# Problem requirements
Keep the wording of each record exactly the same when you repeat it, and leave out pictures.

--- Stored records ---

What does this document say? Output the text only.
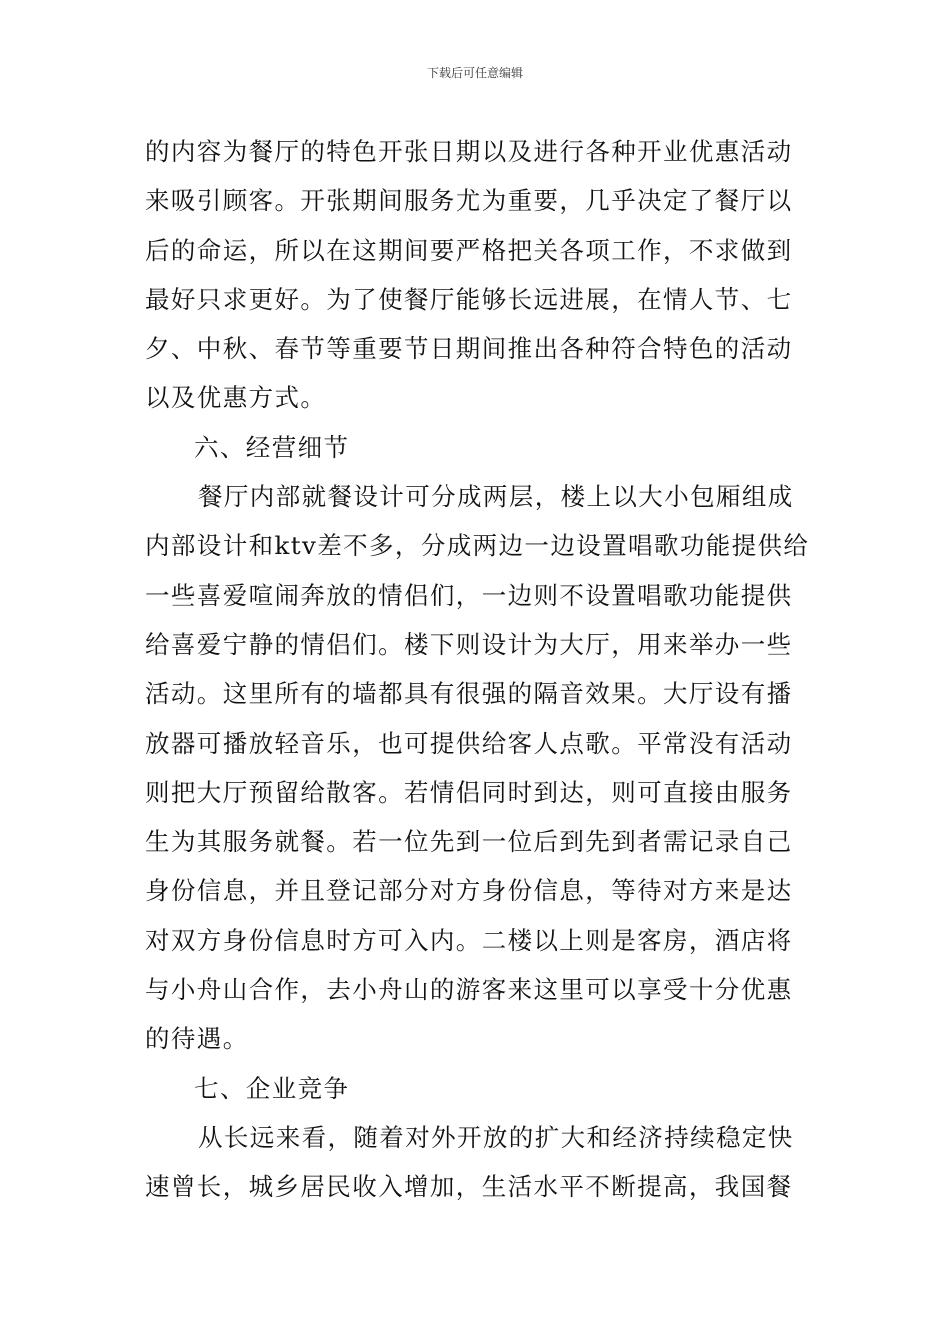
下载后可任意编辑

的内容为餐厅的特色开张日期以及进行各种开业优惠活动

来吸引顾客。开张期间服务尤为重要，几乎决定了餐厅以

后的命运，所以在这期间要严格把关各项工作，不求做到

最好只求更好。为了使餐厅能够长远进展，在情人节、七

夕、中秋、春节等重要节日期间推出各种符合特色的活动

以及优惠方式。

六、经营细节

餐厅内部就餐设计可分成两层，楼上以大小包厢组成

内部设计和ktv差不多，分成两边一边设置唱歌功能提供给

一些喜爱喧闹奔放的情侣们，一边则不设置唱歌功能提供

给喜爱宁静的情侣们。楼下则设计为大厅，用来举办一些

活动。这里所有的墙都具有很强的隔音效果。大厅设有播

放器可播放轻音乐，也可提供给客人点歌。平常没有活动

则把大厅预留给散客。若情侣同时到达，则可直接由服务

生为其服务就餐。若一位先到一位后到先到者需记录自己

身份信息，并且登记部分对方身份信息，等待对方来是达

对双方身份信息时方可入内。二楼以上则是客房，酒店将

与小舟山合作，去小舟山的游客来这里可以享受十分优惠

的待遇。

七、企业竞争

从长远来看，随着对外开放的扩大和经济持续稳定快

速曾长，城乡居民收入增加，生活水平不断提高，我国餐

---

# Correct response
What does this document say? Output the text only.
下载后可任意编辑

的内容为餐厅的特色开张日期以及进行各种开业优惠活动

来吸引顾客。开张期间服务尤为重要，几乎决定了餐厅以

后的命运，所以在这期间要严格把关各项工作，不求做到

最好只求更好。为了使餐厅能够长远进展，在情人节、七

夕、中秋、春节等重要节日期间推出各种符合特色的活动

以及优惠方式。

六、经营细节

餐厅内部就餐设计可分成两层，楼上以大小包厢组成

内部设计和ktv差不多，分成两边一边设置唱歌功能提供给

一些喜爱喧闹奔放的情侣们，一边则不设置唱歌功能提供

给喜爱宁静的情侣们。楼下则设计为大厅，用来举办一些

活动。这里所有的墙都具有很强的隔音效果。大厅设有播

放器可播放轻音乐，也可提供给客人点歌。平常没有活动

则把大厅预留给散客。若情侣同时到达，则可直接由服务

生为其服务就餐。若一位先到一位后到先到者需记录自己

身份信息，并且登记部分对方身份信息，等待对方来是达

对双方身份信息时方可入内。二楼以上则是客房，酒店将

与小舟山合作，去小舟山的游客来这里可以享受十分优惠

的待遇。

七、企业竞争

从长远来看，随着对外开放的扩大和经济持续稳定快

速曾长，城乡居民收入增加，生活水平不断提高，我国餐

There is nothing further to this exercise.